* PROVIDED INFORMATION

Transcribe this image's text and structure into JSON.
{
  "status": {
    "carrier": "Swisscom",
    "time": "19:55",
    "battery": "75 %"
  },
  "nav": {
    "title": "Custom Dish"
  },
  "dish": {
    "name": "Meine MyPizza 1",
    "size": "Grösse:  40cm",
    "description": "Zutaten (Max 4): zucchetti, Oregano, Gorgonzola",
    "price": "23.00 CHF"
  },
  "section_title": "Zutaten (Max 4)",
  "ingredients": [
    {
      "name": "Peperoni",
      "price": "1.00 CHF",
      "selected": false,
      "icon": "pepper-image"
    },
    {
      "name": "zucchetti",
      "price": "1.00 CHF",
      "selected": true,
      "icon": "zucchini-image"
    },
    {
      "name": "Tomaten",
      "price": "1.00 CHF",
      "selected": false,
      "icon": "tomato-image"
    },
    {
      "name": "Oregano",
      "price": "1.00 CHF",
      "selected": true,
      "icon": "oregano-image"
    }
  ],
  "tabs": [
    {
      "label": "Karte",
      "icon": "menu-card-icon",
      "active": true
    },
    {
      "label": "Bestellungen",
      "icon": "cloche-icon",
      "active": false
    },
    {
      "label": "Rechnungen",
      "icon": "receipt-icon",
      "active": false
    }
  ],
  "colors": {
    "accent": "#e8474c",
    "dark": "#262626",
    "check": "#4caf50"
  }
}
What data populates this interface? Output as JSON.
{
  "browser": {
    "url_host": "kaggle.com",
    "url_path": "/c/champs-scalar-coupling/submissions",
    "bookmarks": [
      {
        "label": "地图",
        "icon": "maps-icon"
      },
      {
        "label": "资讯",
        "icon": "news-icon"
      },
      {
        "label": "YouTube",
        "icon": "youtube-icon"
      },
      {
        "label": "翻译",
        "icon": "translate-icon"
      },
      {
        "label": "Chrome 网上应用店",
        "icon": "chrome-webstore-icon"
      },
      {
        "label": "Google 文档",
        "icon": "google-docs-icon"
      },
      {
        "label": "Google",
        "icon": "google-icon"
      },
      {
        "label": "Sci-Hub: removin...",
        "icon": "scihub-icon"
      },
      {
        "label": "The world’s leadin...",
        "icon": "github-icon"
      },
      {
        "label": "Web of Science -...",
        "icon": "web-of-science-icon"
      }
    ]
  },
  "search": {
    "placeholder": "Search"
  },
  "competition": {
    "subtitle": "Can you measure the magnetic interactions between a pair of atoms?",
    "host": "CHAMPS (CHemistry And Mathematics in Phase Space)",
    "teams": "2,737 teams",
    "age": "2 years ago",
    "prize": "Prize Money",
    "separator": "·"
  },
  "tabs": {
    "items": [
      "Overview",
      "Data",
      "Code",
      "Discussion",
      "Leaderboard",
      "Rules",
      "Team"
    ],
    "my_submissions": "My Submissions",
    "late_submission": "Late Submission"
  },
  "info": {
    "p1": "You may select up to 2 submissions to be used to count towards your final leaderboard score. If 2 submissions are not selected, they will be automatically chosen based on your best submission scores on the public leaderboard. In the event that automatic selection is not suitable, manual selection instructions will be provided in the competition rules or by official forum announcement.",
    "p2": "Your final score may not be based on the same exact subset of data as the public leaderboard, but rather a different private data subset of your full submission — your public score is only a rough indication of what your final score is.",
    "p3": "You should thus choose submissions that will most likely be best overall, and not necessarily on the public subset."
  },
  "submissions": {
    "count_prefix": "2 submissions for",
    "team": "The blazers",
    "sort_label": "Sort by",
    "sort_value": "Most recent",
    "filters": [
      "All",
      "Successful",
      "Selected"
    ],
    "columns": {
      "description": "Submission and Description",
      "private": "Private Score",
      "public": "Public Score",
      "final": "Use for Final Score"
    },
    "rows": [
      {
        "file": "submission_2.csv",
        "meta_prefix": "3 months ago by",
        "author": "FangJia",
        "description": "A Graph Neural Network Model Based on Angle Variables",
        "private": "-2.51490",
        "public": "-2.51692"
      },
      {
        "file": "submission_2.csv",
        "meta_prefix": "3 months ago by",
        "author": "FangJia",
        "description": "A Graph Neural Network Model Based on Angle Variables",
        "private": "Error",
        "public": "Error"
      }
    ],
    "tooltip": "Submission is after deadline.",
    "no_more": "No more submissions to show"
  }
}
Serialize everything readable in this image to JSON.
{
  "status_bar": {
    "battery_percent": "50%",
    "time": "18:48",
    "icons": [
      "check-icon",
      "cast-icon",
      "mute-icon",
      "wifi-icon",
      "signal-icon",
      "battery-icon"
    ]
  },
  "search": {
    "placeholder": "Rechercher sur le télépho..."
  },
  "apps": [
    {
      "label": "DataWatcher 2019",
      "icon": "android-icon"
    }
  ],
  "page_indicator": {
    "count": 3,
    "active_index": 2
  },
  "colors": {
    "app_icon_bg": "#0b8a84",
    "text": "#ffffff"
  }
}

* WHAT IS ASKED
Pick out the lines containing the string "placeholder".

* EXPECTED ANSWER
    "placeholder": "Search"
    "placeholder": "Rechercher sur le télépho..."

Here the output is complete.